## RECORDS TO PROCESS
***

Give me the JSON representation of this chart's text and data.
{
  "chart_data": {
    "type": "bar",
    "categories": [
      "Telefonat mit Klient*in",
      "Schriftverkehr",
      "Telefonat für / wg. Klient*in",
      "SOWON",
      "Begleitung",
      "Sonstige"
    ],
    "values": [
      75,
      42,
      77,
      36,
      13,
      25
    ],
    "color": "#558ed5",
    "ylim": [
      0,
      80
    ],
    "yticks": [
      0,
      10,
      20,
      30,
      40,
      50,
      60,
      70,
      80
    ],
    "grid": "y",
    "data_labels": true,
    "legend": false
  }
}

***

## AIM
Work out how many lines of the data hold the string "Klient". Reply with that number alone.

## ANSWER FOR THIS EXERCISE
2